For the data that follows, report how many lines contain the word "true", and nothing else.

>> Begin ENTRIES

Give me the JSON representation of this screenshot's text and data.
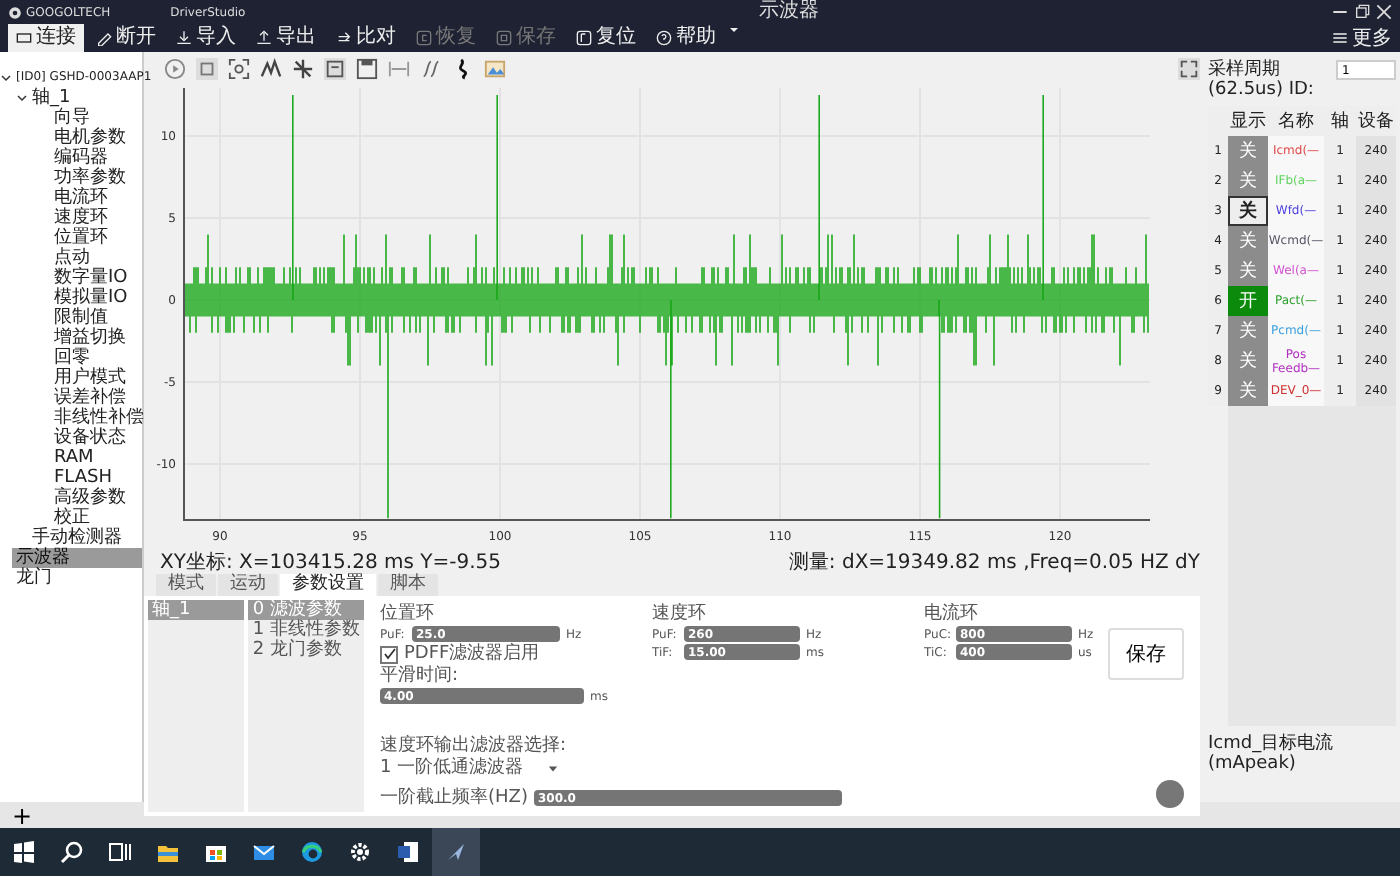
{
  "window": {
    "logo": "GOOGOLTECH",
    "app": "DriverStudio",
    "title": "示波器",
    "more": "更多"
  },
  "menu": [
    {
      "label": "连接",
      "selected": true,
      "disabled": false
    },
    {
      "label": "断开",
      "selected": false,
      "disabled": false
    },
    {
      "label": "导入",
      "selected": false,
      "disabled": false
    },
    {
      "label": "导出",
      "selected": false,
      "disabled": false
    },
    {
      "label": "比对",
      "selected": false,
      "disabled": false
    },
    {
      "label": "恢复",
      "selected": false,
      "disabled": true
    },
    {
      "label": "保存",
      "selected": false,
      "disabled": true
    },
    {
      "label": "复位",
      "selected": false,
      "disabled": false
    },
    {
      "label": "帮助",
      "selected": false,
      "disabled": false
    }
  ],
  "tree": [
    {
      "label": "[ID0] GSHD-0003AAP1",
      "expanded": true,
      "selected": false,
      "children": [
        {
          "label": "轴_1",
          "expanded": true,
          "selected": false,
          "children": [
            {
              "label": "向导",
              "selected": false
            },
            {
              "label": "电机参数",
              "selected": false
            },
            {
              "label": "编码器",
              "selected": false
            },
            {
              "label": "功率参数",
              "selected": false
            },
            {
              "label": "电流环",
              "selected": false
            },
            {
              "label": "速度环",
              "selected": false
            },
            {
              "label": "位置环",
              "selected": false
            },
            {
              "label": "点动",
              "selected": false
            },
            {
              "label": "数字量IO",
              "selected": false
            },
            {
              "label": "模拟量IO",
              "selected": false
            },
            {
              "label": "限制值",
              "selected": false
            },
            {
              "label": "增益切换",
              "selected": false
            },
            {
              "label": "回零",
              "selected": false
            },
            {
              "label": "用户模式",
              "selected": false
            },
            {
              "label": "误差补偿",
              "selected": false
            },
            {
              "label": "非线性补偿",
              "selected": false
            },
            {
              "label": "设备状态",
              "selected": false
            },
            {
              "label": "RAM",
              "selected": false
            },
            {
              "label": "FLASH",
              "selected": false
            },
            {
              "label": "高级参数",
              "selected": false
            },
            {
              "label": "校正",
              "selected": false
            }
          ]
        },
        {
          "label": "手动检测器",
          "selected": false
        }
      ]
    },
    {
      "label": "示波器",
      "selected": true
    },
    {
      "label": "龙门",
      "selected": false
    }
  ],
  "chart": {
    "x_ticks": [
      "90",
      "95",
      "100",
      "105",
      "110",
      "115",
      "120"
    ],
    "y_ticks": [
      "10",
      "5",
      "0",
      "-5",
      "-10"
    ],
    "cursor_readout": "XY坐标: X=103415.28 ms  Y=-9.55",
    "measure_readout": "测量: dX=19349.82 ms ,Freq=0.05 HZ dY"
  },
  "sampling": {
    "label": "采样周期(62.5us) ID:",
    "value": "1"
  },
  "signals": {
    "columns": [
      "显示",
      "名称",
      "轴",
      "设备"
    ],
    "rows": [
      {
        "index": "1",
        "display": "关",
        "on": false,
        "selected": false,
        "name": "Icmd(—",
        "color": "#e04848",
        "axis": "1",
        "device": "240"
      },
      {
        "index": "2",
        "display": "关",
        "on": false,
        "selected": false,
        "name": "IFb(a—",
        "color": "#5fd35f",
        "axis": "1",
        "device": "240"
      },
      {
        "index": "3",
        "display": "关",
        "on": false,
        "selected": true,
        "name": "Wfd(—",
        "color": "#4b3ee0",
        "axis": "1",
        "device": "240"
      },
      {
        "index": "4",
        "display": "关",
        "on": false,
        "selected": false,
        "name": "Wcmd(—",
        "color": "#555566",
        "axis": "1",
        "device": "240"
      },
      {
        "index": "5",
        "display": "关",
        "on": false,
        "selected": false,
        "name": "Wel(a—",
        "color": "#d050d0",
        "axis": "1",
        "device": "240"
      },
      {
        "index": "6",
        "display": "开",
        "on": true,
        "selected": false,
        "name": "Pact(—",
        "color": "#2aa02a",
        "axis": "1",
        "device": "240"
      },
      {
        "index": "7",
        "display": "关",
        "on": false,
        "selected": false,
        "name": "Pcmd(—",
        "color": "#3aa0e0",
        "axis": "1",
        "device": "240"
      },
      {
        "index": "8",
        "display": "关",
        "on": false,
        "selected": false,
        "name": "Pos Feedb—",
        "color": "#b030c0",
        "axis": "1",
        "device": "240"
      },
      {
        "index": "9",
        "display": "关",
        "on": false,
        "selected": false,
        "name": "DEV_0—",
        "color": "#d03030",
        "axis": "1",
        "device": "240"
      }
    ]
  },
  "signal_caption": "Icmd_目标电流(mApeak)",
  "bottom": {
    "tabs": [
      {
        "label": "模式",
        "selected": false
      },
      {
        "label": "运动",
        "selected": false
      },
      {
        "label": "参数设置",
        "selected": true
      },
      {
        "label": "脚本",
        "selected": false
      }
    ],
    "axes": [
      {
        "label": "轴_1",
        "selected": true
      }
    ],
    "groups": [
      {
        "label": "0 滤波参数",
        "selected": true
      },
      {
        "label": "1 非线性参数",
        "selected": false
      },
      {
        "label": "2 龙门参数",
        "selected": false
      }
    ],
    "position_loop": {
      "title": "位置环",
      "fields": [
        {
          "label": "PuF:",
          "value": "25.0",
          "unit": "Hz"
        }
      ]
    },
    "pdff": {
      "label": "PDFF滤波器启用",
      "checked": true
    },
    "smoothing": {
      "label": "平滑时间:",
      "value": "4.00",
      "unit": "ms"
    },
    "speed_loop": {
      "title": "速度环",
      "fields": [
        {
          "label": "PuF:",
          "value": "260",
          "unit": "Hz"
        },
        {
          "label": "TiF:",
          "value": "15.00",
          "unit": "ms"
        }
      ]
    },
    "current_loop": {
      "title": "电流环",
      "fields": [
        {
          "label": "PuC:",
          "value": "800",
          "unit": "Hz"
        },
        {
          "label": "TiC:",
          "value": "400",
          "unit": "us"
        }
      ]
    },
    "save": "保存",
    "filter_select": {
      "label": "速度环输出滤波器选择:",
      "value": "1 一阶低通滤波器"
    },
    "cutoff": {
      "label": "一阶截止频率(HZ)",
      "value": "300.0"
    }
  },
  "add_button": "+"
}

>> End ENTRIES

#### RESULT FOR THIS TASK
12